» What you need to do
Retype every line of the listing below without changing anything.

» Material to process
+-------+

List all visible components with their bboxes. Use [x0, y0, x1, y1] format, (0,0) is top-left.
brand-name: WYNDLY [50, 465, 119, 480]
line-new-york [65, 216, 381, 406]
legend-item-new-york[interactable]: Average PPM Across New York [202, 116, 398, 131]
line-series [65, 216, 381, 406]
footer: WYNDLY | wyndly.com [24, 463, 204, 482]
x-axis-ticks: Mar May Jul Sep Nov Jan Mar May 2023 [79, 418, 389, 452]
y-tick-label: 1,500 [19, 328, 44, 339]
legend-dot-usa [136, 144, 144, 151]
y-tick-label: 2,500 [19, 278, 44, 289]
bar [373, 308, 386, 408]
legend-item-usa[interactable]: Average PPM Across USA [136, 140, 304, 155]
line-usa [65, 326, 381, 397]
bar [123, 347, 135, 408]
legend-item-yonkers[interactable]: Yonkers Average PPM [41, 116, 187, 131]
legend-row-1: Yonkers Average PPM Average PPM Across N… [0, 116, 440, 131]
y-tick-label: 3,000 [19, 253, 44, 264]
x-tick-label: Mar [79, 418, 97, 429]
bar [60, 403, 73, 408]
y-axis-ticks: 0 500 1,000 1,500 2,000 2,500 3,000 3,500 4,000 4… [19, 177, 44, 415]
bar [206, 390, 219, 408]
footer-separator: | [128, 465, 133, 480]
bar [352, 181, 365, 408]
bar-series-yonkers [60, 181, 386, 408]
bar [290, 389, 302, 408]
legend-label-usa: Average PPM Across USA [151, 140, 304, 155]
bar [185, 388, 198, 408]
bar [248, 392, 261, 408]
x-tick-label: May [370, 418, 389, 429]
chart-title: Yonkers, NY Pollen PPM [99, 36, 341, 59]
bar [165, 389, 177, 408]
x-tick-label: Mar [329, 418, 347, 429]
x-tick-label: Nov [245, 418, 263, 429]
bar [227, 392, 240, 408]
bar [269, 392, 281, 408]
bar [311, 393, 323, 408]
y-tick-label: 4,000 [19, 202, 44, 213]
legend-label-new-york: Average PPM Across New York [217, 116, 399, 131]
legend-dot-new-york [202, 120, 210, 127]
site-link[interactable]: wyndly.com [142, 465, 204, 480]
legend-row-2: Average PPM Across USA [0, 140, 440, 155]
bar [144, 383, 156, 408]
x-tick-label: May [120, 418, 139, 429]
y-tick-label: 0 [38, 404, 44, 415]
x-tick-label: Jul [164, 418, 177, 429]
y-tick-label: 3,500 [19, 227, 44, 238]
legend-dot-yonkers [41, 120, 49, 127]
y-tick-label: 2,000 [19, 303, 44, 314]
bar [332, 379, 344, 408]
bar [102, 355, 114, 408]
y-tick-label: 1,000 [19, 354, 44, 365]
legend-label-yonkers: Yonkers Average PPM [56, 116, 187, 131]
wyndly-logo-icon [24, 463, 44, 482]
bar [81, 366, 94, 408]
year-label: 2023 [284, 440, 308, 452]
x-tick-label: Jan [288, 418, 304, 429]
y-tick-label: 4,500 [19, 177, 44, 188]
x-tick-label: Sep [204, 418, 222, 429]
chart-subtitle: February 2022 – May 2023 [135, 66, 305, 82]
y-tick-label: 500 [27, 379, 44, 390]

+-------+

» Exercise result
List all visible components with their bboxes. Use [x0, y0, x1, y1] format, (0,0) is top-left.
brand-name: WYNDLY [50, 465, 119, 480]
line-new-york [65, 216, 381, 406]
legend-item-new-york[interactable]: Average PPM Across New York [202, 116, 398, 131]
line-series [65, 216, 381, 406]
footer: WYNDLY | wyndly.com [24, 463, 204, 482]
x-axis-ticks: Mar May Jul Sep Nov Jan Mar May 2023 [79, 418, 389, 452]
y-tick-label: 1,500 [19, 328, 44, 339]
legend-dot-usa [136, 144, 144, 151]
y-tick-label: 2,500 [19, 278, 44, 289]
bar [373, 308, 386, 408]
legend-item-usa[interactable]: Average PPM Across USA [136, 140, 304, 155]
line-usa [65, 326, 381, 397]
bar [123, 347, 135, 408]
legend-item-yonkers[interactable]: Yonkers Average PPM [41, 116, 187, 131]
legend-row-1: Yonkers Average PPM Average PPM Across N… [0, 116, 440, 131]
y-tick-label: 3,000 [19, 253, 44, 264]
x-tick-label: Mar [79, 418, 97, 429]
bar [60, 403, 73, 408]
y-axis-ticks: 0 500 1,000 1,500 2,000 2,500 3,000 3,500 4,000 4… [19, 177, 44, 415]
bar [206, 390, 219, 408]
footer-separator: | [128, 465, 133, 480]
bar [352, 181, 365, 408]
bar-series-yonkers [60, 181, 386, 408]
bar [290, 389, 302, 408]
legend-label-usa: Average PPM Across USA [151, 140, 304, 155]
bar [185, 388, 198, 408]
bar [248, 392, 261, 408]
x-tick-label: May [370, 418, 389, 429]
chart-title: Yonkers, NY Pollen PPM [99, 36, 341, 59]
bar [165, 389, 177, 408]
x-tick-label: Mar [329, 418, 347, 429]
x-tick-label: Nov [245, 418, 263, 429]
bar [227, 392, 240, 408]
bar [269, 392, 281, 408]
bar [311, 393, 323, 408]
y-tick-label: 4,000 [19, 202, 44, 213]
legend-label-new-york: Average PPM Across New York [217, 116, 399, 131]
legend-dot-new-york [202, 120, 210, 127]
site-link[interactable]: wyndly.com [142, 465, 204, 480]
legend-row-2: Average PPM Across USA [0, 140, 440, 155]
bar [144, 383, 156, 408]
x-tick-label: May [120, 418, 139, 429]
y-tick-label: 0 [38, 404, 44, 415]
x-tick-label: Jul [164, 418, 177, 429]
y-tick-label: 3,500 [19, 227, 44, 238]
legend-dot-yonkers [41, 120, 49, 127]
y-tick-label: 2,000 [19, 303, 44, 314]
bar [332, 379, 344, 408]
bar [102, 355, 114, 408]
y-tick-label: 1,000 [19, 354, 44, 365]
legend-label-yonkers: Yonkers Average PPM [56, 116, 187, 131]
wyndly-logo-icon [24, 463, 44, 482]
bar [81, 366, 94, 408]
year-label: 2023 [284, 440, 308, 452]
x-tick-label: Jan [288, 418, 304, 429]
y-tick-label: 4,500 [19, 177, 44, 188]
x-tick-label: Sep [204, 418, 222, 429]
chart-subtitle: February 2022 – May 2023 [135, 66, 305, 82]
y-tick-label: 500 [27, 379, 44, 390]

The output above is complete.